FRAGMENTO DEL DOCUMENTO:
————————
SAN SEBASTIÁN. DV. El Gobierno de José Luis Rodríguez Zapatero afianza la tesis de que ETA no va a romper el alto el fuego permanente a pesar de los mensajes pesimistas lanzados en las últimas semanas por dirigentes de la izquierda abertzale sobre la «inviabilidad» del proceso de paz y el «riesgo de naufragio» del mismo. La confianza del Gobierno es consecuencia en lo esencial del diagnóstico que mantiene desde hace meses tras sus contactos con el mundo radical y se ha visto corroborada tras el intercambio de mensajes registrado en los últimos días entre emisarios del Ejecutivo y de ETA a través de los canales habituales, tal como adelantó DV el pasado domingo.

El análisis gubernamental no es alarmista y mantiene las mismas variables de los últimos meses: es la izquierda abertzale la que tiene que decantarse por la política y la aceptación de unas reglas de juego. Pero tampoco oculta los problemas de fondo que atraviesan la interlocución entre los representantes del gabinete de Zapatero y ETA. El Gobierno sostiene aún que nos encontramos en «un bache coyuntural» y no en una crisis irreversible, y confía en que los sectores más políticos de Batasuna fortalezcan sus posiciones respecto a los núcleos maximalistas detectados en sus asambleas locales en los debates mantenidos en las últimas semanas.

La izquierda abertzale, sin embargo, sostiene que la confianza «se ha roto» porque los compromisos «se han incumplido», y este factor ha bloqueado la puesta en marcha de un carril exclusivamente destinado a la pacificación. El Gobierno también considera que la vuelta de la violencia callejera rompe una hoja de ruta basada en lo fundamental en una retirada de ETA simultánea a la emergencia de la izquierda abertzale en la política.

Supuesto ultimátum

El Ejecutivo socialista nunca ha contemplado como una hipótesis factible la posibilidad de que hubiera una ruptura a corto plazo y siempre ha rechazado los pronósticos que hablaban de supuestos ultimátums de la organización terrorista a partir del viernes, fecha en la que se cumple el noveno aniversario de la declaración del alto el fuego. El Ejecutivo en ningún momento esperaba un comunicado de ETA esta semana, ni siquiera para anunciar explícitamente una hipotética suspensión temporal.

Otra cuestión, reconocen ámbitos gubernamentales, es que este proceso vaya a ser «muy largo y muy complicado», va a tener momentos especialmente delicados y puede que, incluso, acarree períodos de crisis, como los que en la actualidad se registra en la práctica, con una escalada de violencia callejera que hace inviable el diálogo político entre el PNV, el PSE y Batasuna.
————————
EXTRACTOS DE REGISTROS:
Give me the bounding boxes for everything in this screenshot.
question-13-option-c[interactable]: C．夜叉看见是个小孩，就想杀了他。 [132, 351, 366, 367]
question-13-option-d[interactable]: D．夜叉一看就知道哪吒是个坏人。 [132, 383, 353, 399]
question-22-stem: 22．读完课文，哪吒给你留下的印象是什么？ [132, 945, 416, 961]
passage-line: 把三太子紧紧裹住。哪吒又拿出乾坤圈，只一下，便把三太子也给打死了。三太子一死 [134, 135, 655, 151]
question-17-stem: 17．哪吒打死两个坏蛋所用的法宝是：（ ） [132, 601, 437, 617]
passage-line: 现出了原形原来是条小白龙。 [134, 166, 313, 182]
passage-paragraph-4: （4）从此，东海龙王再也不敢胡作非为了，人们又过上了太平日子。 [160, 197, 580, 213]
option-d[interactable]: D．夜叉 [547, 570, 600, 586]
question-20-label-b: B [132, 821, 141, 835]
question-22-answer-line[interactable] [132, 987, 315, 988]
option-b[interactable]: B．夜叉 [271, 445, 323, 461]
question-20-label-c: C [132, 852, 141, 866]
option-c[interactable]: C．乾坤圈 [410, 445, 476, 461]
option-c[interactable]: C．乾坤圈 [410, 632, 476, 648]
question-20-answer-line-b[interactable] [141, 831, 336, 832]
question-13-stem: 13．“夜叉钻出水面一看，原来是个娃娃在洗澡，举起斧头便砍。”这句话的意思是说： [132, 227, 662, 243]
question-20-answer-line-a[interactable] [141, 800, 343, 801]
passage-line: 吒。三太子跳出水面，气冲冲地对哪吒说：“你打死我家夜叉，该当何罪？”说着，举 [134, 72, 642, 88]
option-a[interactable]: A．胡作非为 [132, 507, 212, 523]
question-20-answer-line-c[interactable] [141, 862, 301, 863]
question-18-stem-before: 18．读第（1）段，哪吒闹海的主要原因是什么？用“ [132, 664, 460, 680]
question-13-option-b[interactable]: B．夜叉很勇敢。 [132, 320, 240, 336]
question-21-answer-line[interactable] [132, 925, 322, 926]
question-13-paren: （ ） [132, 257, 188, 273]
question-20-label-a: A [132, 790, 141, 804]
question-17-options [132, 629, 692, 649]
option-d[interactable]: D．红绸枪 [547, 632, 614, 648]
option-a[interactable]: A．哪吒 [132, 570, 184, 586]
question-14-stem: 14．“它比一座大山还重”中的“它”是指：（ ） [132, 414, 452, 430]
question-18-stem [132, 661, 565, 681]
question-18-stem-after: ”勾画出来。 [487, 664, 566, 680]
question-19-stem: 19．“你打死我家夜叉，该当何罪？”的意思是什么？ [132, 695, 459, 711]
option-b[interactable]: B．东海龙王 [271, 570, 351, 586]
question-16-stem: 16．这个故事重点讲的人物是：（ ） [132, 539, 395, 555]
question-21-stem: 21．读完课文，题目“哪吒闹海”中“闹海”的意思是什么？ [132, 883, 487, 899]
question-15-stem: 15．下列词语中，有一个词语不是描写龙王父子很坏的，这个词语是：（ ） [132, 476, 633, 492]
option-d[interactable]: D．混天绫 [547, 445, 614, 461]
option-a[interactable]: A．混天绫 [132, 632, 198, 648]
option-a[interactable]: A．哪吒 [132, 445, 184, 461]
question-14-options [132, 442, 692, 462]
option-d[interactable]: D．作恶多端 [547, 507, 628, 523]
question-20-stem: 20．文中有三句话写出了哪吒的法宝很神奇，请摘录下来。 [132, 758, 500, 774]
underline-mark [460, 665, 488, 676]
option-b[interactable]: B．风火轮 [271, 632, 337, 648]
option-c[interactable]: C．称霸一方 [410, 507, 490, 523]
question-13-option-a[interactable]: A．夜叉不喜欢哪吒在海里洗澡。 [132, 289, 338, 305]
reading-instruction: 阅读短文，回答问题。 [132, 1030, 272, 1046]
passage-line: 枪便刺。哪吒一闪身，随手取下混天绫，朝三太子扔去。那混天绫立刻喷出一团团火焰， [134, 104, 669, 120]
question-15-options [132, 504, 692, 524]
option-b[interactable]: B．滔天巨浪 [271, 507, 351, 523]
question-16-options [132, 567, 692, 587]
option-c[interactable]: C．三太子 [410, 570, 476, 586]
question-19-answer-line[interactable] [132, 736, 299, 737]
————————
INSTRUCCIONES:
a – ¿Podrías escribir, copiado al pie de la letra, el pasaje de la noticia sobre el alto el fuego de ETA que va de "Supuesto ultimátum" a "PSE y Batasuna."?
b – ¿Puedes retomar la noticia sobre el alto el fuego de ETA justo después de su última frase y seguir redactándola?

TUS RESPUESTAS:
a –
Supuesto ultimátum

El Ejecutivo socialista nunca ha contemplado como una hipótesis factible la posibilidad de que hubiera una ruptura a corto plazo y siempre ha rechazado los pronósticos que hablaban de supuestos ultimátums de la organización terrorista a partir del viernes, fecha en la que se cumple el noveno aniversario de la declaración del alto el fuego. El Ejecutivo en ningún momento esperaba un comunicado de ETA esta semana, ni siquiera para anunciar explícitamente una hipotética suspensión temporal.

Otra cuestión, reconocen ámbitos gubernamentales, es que este proceso vaya a ser «muy largo y muy complicado», va a tener momentos especialmente delicados y puede que, incluso, acarree períodos de crisis, como los que en la actualidad se registra en la práctica, con una escalada de violencia callejera que hace inviable el diálogo político entre el PNV, el PSE y Batasuna.

b –
El Gobierno central realiza un minucioso seguimiento de la izquierda abertzale, de sus actos y de sus mensajes, y ha cruzado mensajes con ETA en los últimos días con el objetivo de intentar salvar la situación de la mayor crisis de los últimos años.

Una de las claves para el desbloqueo de la situación puede venir a mediados de enero o febrero, ya que los partidos vascos confían en una mayor maduración de posiciones en los próximos dos meses y en que para entonces podría conocerse qué estrategia va a desarrollar Batasuna para poder presentarse a las elecciones a través de una nueva marca política. También es importante el factor tiempo porque en dos meses pueden producirse nuevos movimientos en la judicatura.

Por su lado, el ministro del Interior, Alfredo Pérez Rubalcaba, señaló ayer que no cree que vaya a haber ningún comunicado de ETA en los próximos días. «Aunque honestamente no lo sé, creo que no va a haber ningún comunicado de ETA», afirmó.

El titular de Interior sí dijo que «sería muy bueno para el proceso de paz que Batasuna se presentara a las elecciones cumpliendo la Ley de Partidos», y añadió que «me gustaría que eso sucediera, porque los demócratas siempre hemos pensado que tenía que haber un partido que encauzara las ideas radicales en el marco de la democracia». Advirtió que «si no cumplen los requisitos legales, no se van a presentar».

Preguntado por la reunión que el viernes mantendrán Zapatero, y el líder del PP, Mariano Rajoy, el ministro -que desvinculó la entrevista de un posible comunicado de ETA- dijo que «para hablar también hay que compartir, y se supone que el primer partido de la oposición y el Gobierno deberían compartir».